# Stored dataset items

******

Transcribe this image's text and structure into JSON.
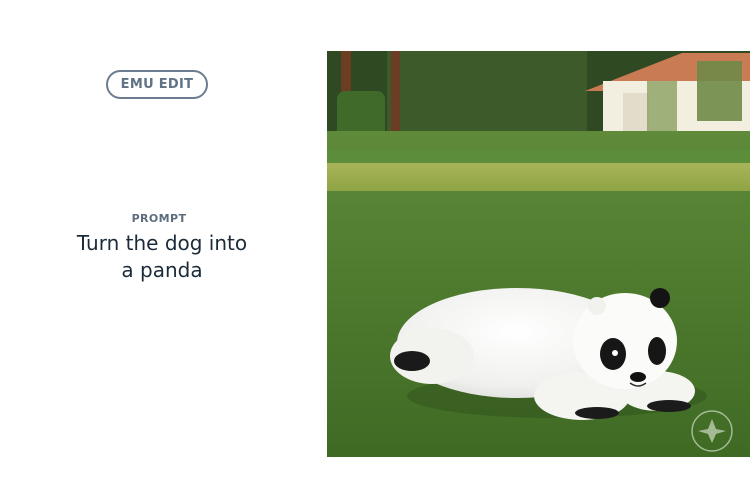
{
  "badge": {
    "label": "EMU EDIT"
  },
  "prompt": {
    "label": "PROMPT",
    "lines": [
      "Turn the dog into",
      "a panda"
    ]
  },
  "image": {
    "subject": "panda-lying-on-lawn"
  },
  "colors": {
    "badge_border": "#6b7d90",
    "label": "#5d6d7e",
    "text": "#1c2b39",
    "background": "#ffffff"
  }
}
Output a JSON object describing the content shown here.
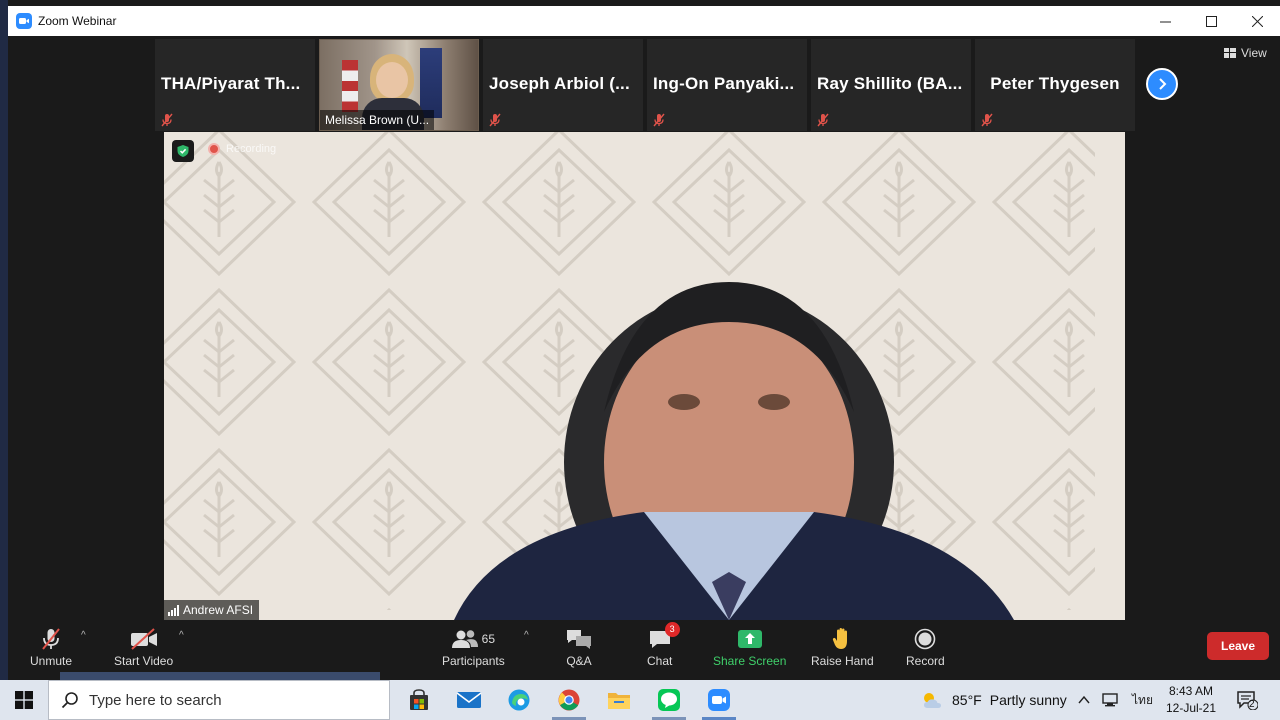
{
  "window": {
    "title": "Zoom Webinar"
  },
  "thumbnails": [
    {
      "name": "THA/Piyarat  Th...",
      "type": "name"
    },
    {
      "name": "Melissa Brown (U...",
      "type": "video"
    },
    {
      "name": "Joseph  Arbiol  (...",
      "type": "name"
    },
    {
      "name": "Ing-On  Panyaki...",
      "type": "name"
    },
    {
      "name": "Ray  Shillito  (BA...",
      "type": "name"
    },
    {
      "name": "Peter Thygesen",
      "type": "name"
    }
  ],
  "view_button": {
    "label": "View"
  },
  "main_video": {
    "recording_label": "Recording",
    "speaker_name": "Andrew AFSI"
  },
  "toolbar": {
    "unmute": "Unmute",
    "start_video": "Start Video",
    "participants": "Participants",
    "participants_count": "65",
    "qa": "Q&A",
    "chat": "Chat",
    "chat_badge": "3",
    "share_screen": "Share Screen",
    "raise_hand": "Raise Hand",
    "record": "Record",
    "leave": "Leave"
  },
  "taskbar": {
    "search_placeholder": "Type here to search",
    "weather_temp": "85°F",
    "weather_desc": "Partly sunny",
    "language": "ไทย",
    "time": "8:43 AM",
    "date": "12-Jul-21",
    "notification_count": "2"
  },
  "colors": {
    "zoom_blue": "#2d8cff",
    "leave_red": "#cd2b2b",
    "share_green": "#3fcf6a",
    "recording_red": "#e0534a"
  }
}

******

# Instructions for the task
Retype everything in the material word for word, minus pictures.

# Answer to the problem
Transcribe this image's text and structure into JSON.
{
  "badge": {
    "label": "EMU EDIT"
  },
  "prompt": {
    "label": "PROMPT",
    "lines": [
      "Turn the dog into",
      "a panda"
    ]
  },
  "image": {
    "subject": "panda-lying-on-lawn"
  },
  "colors": {
    "badge_border": "#6b7d90",
    "label": "#5d6d7e",
    "text": "#1c2b39",
    "background": "#ffffff"
  }
}
Output a JSON object describing the content shown here.
{
  "window": {
    "title": "Zoom Webinar"
  },
  "thumbnails": [
    {
      "name": "THA/Piyarat  Th...",
      "type": "name"
    },
    {
      "name": "Melissa Brown (U...",
      "type": "video"
    },
    {
      "name": "Joseph  Arbiol  (...",
      "type": "name"
    },
    {
      "name": "Ing-On  Panyaki...",
      "type": "name"
    },
    {
      "name": "Ray  Shillito  (BA...",
      "type": "name"
    },
    {
      "name": "Peter Thygesen",
      "type": "name"
    }
  ],
  "view_button": {
    "label": "View"
  },
  "main_video": {
    "recording_label": "Recording",
    "speaker_name": "Andrew AFSI"
  },
  "toolbar": {
    "unmute": "Unmute",
    "start_video": "Start Video",
    "participants": "Participants",
    "participants_count": "65",
    "qa": "Q&A",
    "chat": "Chat",
    "chat_badge": "3",
    "share_screen": "Share Screen",
    "raise_hand": "Raise Hand",
    "record": "Record",
    "leave": "Leave"
  },
  "taskbar": {
    "search_placeholder": "Type here to search",
    "weather_temp": "85°F",
    "weather_desc": "Partly sunny",
    "language": "ไทย",
    "time": "8:43 AM",
    "date": "12-Jul-21",
    "notification_count": "2"
  },
  "colors": {
    "zoom_blue": "#2d8cff",
    "leave_red": "#cd2b2b",
    "share_green": "#3fcf6a",
    "recording_red": "#e0534a"
  }
}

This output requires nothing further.